> _Request_:
Identify each line below containing the string "utilização" and copy it.

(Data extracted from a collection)
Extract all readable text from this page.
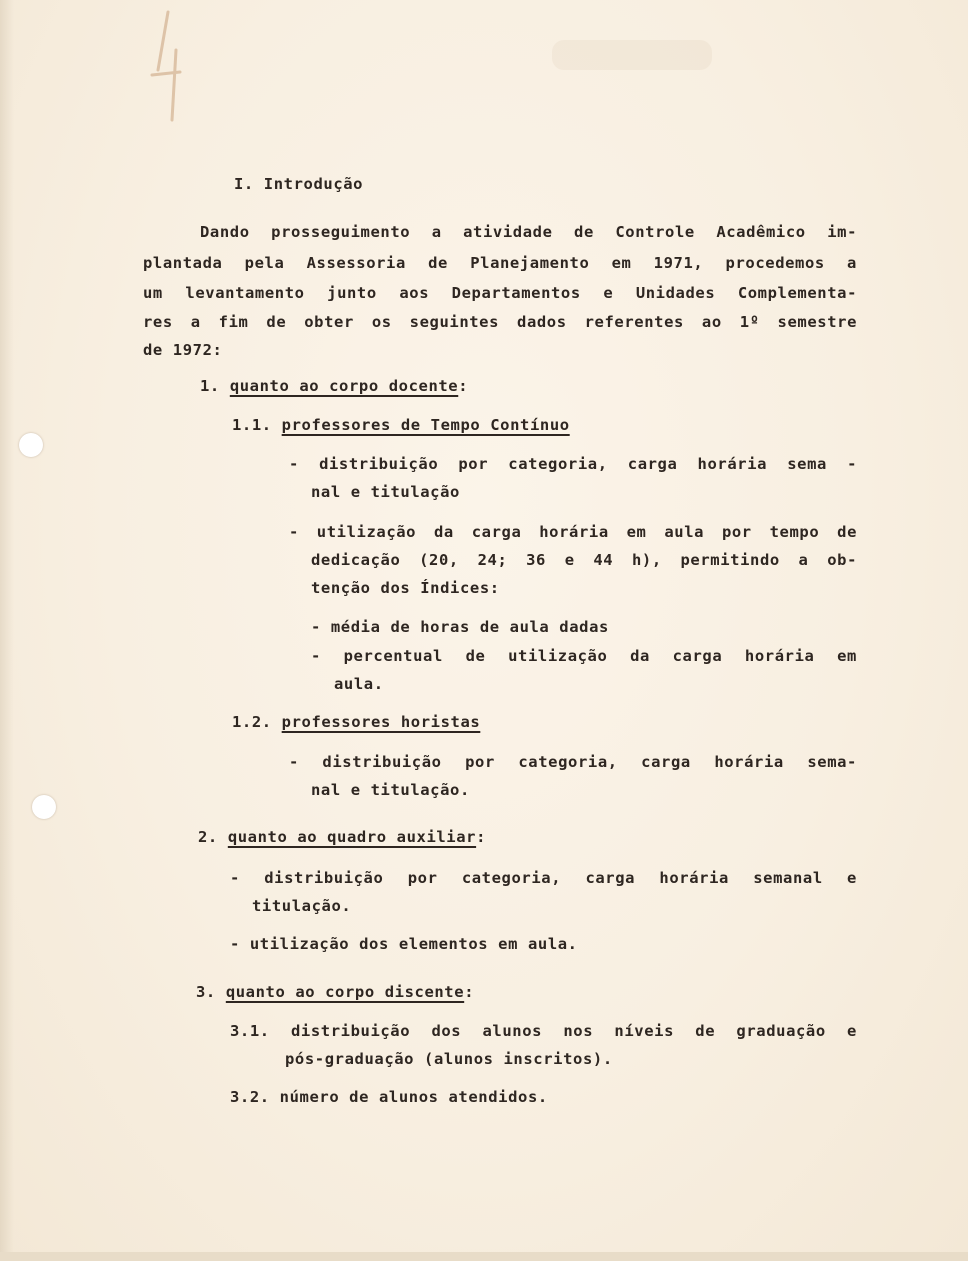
I. Introdução
Dando prosseguimento a atividade de Controle Acadêmico im-
plantada pela Assessoria de Planejamento em 1971, procedemos a
um levantamento junto aos Departamentos e Unidades Complementa-
res a fim de obter os seguintes dados referentes ao 1º semestre
de 1972:
1. quanto ao corpo docente:
1.1. professores de Tempo Contínuo
- distribuição por categoria, carga horária sema -
nal e titulação
- utilização da carga horária em aula por tempo de
dedicação (20, 24; 36 e 44 h), permitindo a ob-
tenção dos Índices:
- média de horas de aula dadas
- percentual de utilização da carga horária em
aula.
1.2. professores horistas
- distribuição por categoria, carga horária sema-
nal e titulação.
2. quanto ao quadro auxiliar:
- distribuição por categoria, carga horária semanal e
titulação.
- utilização dos elementos em aula.
3. quanto ao corpo discente:
3.1. distribuição dos alunos nos níveis de graduação e
pós-graduação (alunos inscritos).
3.2. número de alunos atendidos.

> _Written reply_:
- utilização da carga horária em aula por tempo de
- percentual de utilização da carga horária em
- utilização dos elementos em aula.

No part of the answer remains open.